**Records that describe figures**

"""

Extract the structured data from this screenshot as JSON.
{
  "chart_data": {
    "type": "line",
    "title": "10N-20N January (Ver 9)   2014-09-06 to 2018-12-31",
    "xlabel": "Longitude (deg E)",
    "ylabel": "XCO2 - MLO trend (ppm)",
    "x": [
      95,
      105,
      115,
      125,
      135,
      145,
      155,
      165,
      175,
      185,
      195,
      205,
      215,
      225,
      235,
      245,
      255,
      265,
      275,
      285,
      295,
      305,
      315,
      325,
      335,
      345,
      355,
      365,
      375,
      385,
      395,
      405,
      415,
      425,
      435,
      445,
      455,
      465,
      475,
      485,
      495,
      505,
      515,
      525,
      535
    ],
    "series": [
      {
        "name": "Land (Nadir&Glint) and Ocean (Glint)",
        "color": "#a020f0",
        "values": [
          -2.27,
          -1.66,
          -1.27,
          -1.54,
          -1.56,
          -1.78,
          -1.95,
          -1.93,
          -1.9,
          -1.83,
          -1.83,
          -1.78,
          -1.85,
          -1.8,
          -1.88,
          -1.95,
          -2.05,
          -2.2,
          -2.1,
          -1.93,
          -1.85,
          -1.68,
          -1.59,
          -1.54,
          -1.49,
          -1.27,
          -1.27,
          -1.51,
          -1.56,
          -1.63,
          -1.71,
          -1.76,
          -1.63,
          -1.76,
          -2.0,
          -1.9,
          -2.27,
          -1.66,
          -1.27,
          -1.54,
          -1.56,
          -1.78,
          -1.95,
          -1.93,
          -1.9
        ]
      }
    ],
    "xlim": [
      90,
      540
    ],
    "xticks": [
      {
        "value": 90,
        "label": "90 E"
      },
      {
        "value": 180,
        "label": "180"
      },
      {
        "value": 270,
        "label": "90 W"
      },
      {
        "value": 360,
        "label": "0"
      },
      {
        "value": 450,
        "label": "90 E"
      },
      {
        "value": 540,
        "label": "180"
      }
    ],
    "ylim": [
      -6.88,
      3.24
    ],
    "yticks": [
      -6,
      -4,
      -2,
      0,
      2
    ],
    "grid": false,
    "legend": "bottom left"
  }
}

"""

Using the listing above, reproduce each line without omission.

**Written answer**
Extract the structured data from this screenshot as JSON.
{
  "chart_data": {
    "type": "line",
    "title": "10N-20N January (Ver 9)   2014-09-06 to 2018-12-31",
    "xlabel": "Longitude (deg E)",
    "ylabel": "XCO2 - MLO trend (ppm)",
    "x": [
      95,
      105,
      115,
      125,
      135,
      145,
      155,
      165,
      175,
      185,
      195,
      205,
      215,
      225,
      235,
      245,
      255,
      265,
      275,
      285,
      295,
      305,
      315,
      325,
      335,
      345,
      355,
      365,
      375,
      385,
      395,
      405,
      415,
      425,
      435,
      445,
      455,
      465,
      475,
      485,
      495,
      505,
      515,
      525,
      535
    ],
    "series": [
      {
        "name": "Land (Nadir&Glint) and Ocean (Glint)",
        "color": "#a020f0",
        "values": [
          -2.27,
          -1.66,
          -1.27,
          -1.54,
          -1.56,
          -1.78,
          -1.95,
          -1.93,
          -1.9,
          -1.83,
          -1.83,
          -1.78,
          -1.85,
          -1.8,
          -1.88,
          -1.95,
          -2.05,
          -2.2,
          -2.1,
          -1.93,
          -1.85,
          -1.68,
          -1.59,
          -1.54,
          -1.49,
          -1.27,
          -1.27,
          -1.51,
          -1.56,
          -1.63,
          -1.71,
          -1.76,
          -1.63,
          -1.76,
          -2.0,
          -1.9,
          -2.27,
          -1.66,
          -1.27,
          -1.54,
          -1.56,
          -1.78,
          -1.95,
          -1.93,
          -1.9
        ]
      }
    ],
    "xlim": [
      90,
      540
    ],
    "xticks": [
      {
        "value": 90,
        "label": "90 E"
      },
      {
        "value": 180,
        "label": "180"
      },
      {
        "value": 270,
        "label": "90 W"
      },
      {
        "value": 360,
        "label": "0"
      },
      {
        "value": 450,
        "label": "90 E"
      },
      {
        "value": 540,
        "label": "180"
      }
    ],
    "ylim": [
      -6.88,
      3.24
    ],
    "yticks": [
      -6,
      -4,
      -2,
      0,
      2
    ],
    "grid": false,
    "legend": "bottom left"
  }
}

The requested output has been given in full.